### TASK BRIEF
Decide whether each statement agrees with the MpegFlow reference architecture text below: (a) live streaming is within the scope of this architecture; (b) the intermediate bucket has a 7-day lifecycle; (c) two control-plane instances behind a load balancer suffice for the volume band in scope. Answer yes or no for each and quote the deciding words of the text.

### TEXT

This document describes a production deployment of MpegFlow for a Tier-1 broadcaster running primary VOD encoding at scale. It's the shape of deployment we recommend for teams whose business depends on getting transcoded video out the door reliably, predictably, and with full provenance.
It's a reference architecture — not the only deployment shape. Specific decisions (cloud provider, CDN, DRM partner) are interchangeable; the structural choices (DAG runtime, audit-trail-first, per-pool worker isolation) are the parts we'd push back on if you tried to skip them.
Use case in scope
A broadcaster or OTT operator is producing finished video that needs to land in a CDN as a multi-rendition ABR manifest, with full audit provenance, idempotent retries, and contractual SLA on completion time. Volume is in the band of 100K – 1M transcoded minutes per month, with mixed input from production (file-based ingest, with occasional broadcast-quality master files at 200+ GB).
Out of scope for this architecture:
- Live streaming (separate reference architecture, ships when live primitives ship in 2026 Q3)
- Real-time editing or interactive video
- Sub-1-second latency workloads
- Consumer UGC at YouTube scale
High-level deployment topology
graph TB
subgraph CP["MpegFlow control plane"]
API["REST API (Axum)<br/>:8080"]
GRPC["gRPC Coordinator (Tonic)<br/>:50051"]
WS["WebSocket /ws<br/>(live job events)"]
EVENT["EventBus<br/>(audit + WS + webhooks)"]
end
subgraph PROBE["Probe pool"]
P1["ffprobe worker"]
P2["ffprobe worker"]
end
subgraph ENCODE["Encode pool (KEDA-autoscaled)"]
E1["FFmpeg worker"]
E2["FFmpeg worker"]
EN["..."]
end
subgraph PKG["Package + emit pool"]
PK1["HLS/DASH packager"]
PK2["CDN purge"]
end
subgraph STORAGE["Object storage (S3-compatible)"]
IN["Input bucket<br/>(versioned, 30d retention)"]
INT["Intermediate bucket<br/>(7d lifecycle)"]
OUT["Output bucket<br/>(CDN-fronted)"]
end
DB[("PostgreSQL<br/>jobs · audit · webhooks")]
REDIS[("Redis<br/>queues · sessions")]
P1 -->|"gRPC"| GRPC
E1 -->|"gRPC"| GRPC
PK1 -->|"gRPC"| GRPC
GRPC --> EVENT
API --> EVENT
EVENT --> DB
API --> DB
GRPC --> REDIS
P1 -->|"presigned PUT/GET"| IN
E1 -->|"presigned PUT/GET"| INT
PK1 -->|"presigned PUT"| OUT
The DAG runtime in the control plane orchestrates per-stage scheduling. Each pool is a horizontally-scalable group of workers with its own preemption and retry policy. Pools are not fungible — encode pool boxes are CPU-rich, package pool boxes are network-rich, probe boxes can be small.
Component-by-component
Control plane
What: the MpegFlow runtime, deployed as a stateless service against a Postgres backing store. Exposes the REST/gRPC API your code submits jobs to.
Where: typically deployed on the same cloud as your encoder pools (latency to workers matters for control), with the Postgres in a managed offering (RDS, Cloud SQL, etc.).
Sizing: for the volume band in scope, two control-plane instances behind a load balancer are sufficient. Not the bottleneck.

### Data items

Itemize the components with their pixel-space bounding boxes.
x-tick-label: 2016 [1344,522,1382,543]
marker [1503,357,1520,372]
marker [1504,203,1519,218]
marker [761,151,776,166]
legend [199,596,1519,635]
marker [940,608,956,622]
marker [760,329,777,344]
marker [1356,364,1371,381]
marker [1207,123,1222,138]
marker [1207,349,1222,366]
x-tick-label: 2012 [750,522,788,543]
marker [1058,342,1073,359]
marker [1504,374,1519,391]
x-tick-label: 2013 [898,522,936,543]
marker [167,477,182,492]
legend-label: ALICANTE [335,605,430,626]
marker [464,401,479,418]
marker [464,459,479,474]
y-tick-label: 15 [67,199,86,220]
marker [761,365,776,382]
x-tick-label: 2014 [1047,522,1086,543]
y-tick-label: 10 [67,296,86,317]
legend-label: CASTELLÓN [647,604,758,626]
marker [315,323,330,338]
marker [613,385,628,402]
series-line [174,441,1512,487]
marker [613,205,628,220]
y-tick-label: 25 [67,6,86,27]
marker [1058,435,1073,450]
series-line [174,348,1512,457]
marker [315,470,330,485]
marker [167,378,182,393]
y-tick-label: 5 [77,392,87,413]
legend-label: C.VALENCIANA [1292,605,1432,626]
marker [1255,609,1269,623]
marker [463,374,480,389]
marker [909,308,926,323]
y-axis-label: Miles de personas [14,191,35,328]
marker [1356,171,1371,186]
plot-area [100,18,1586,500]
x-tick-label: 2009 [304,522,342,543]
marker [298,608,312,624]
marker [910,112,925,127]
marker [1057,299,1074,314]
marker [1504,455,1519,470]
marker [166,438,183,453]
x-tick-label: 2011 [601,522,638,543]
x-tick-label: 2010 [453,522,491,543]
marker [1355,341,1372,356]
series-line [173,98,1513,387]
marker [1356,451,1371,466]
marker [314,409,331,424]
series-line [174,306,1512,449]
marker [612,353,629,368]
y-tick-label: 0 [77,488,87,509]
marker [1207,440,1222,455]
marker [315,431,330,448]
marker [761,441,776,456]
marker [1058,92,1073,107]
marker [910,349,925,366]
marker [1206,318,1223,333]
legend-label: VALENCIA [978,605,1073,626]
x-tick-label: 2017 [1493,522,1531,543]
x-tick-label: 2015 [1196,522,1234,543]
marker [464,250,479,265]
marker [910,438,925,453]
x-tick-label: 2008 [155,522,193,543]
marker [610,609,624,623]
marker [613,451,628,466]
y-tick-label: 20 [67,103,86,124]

### RESPONSE TO THE EXERCISE
(a) No: "Out of scope for this architecture:" lists "Live streaming (separate reference architecture, ships when live primitives ship in 2026 Q3)".
(b) Yes: "Intermediate bucket" is marked "(7d lifecycle)".
(c) Yes: "for the volume band in scope, two control-plane instances behind a load balancer are sufficient."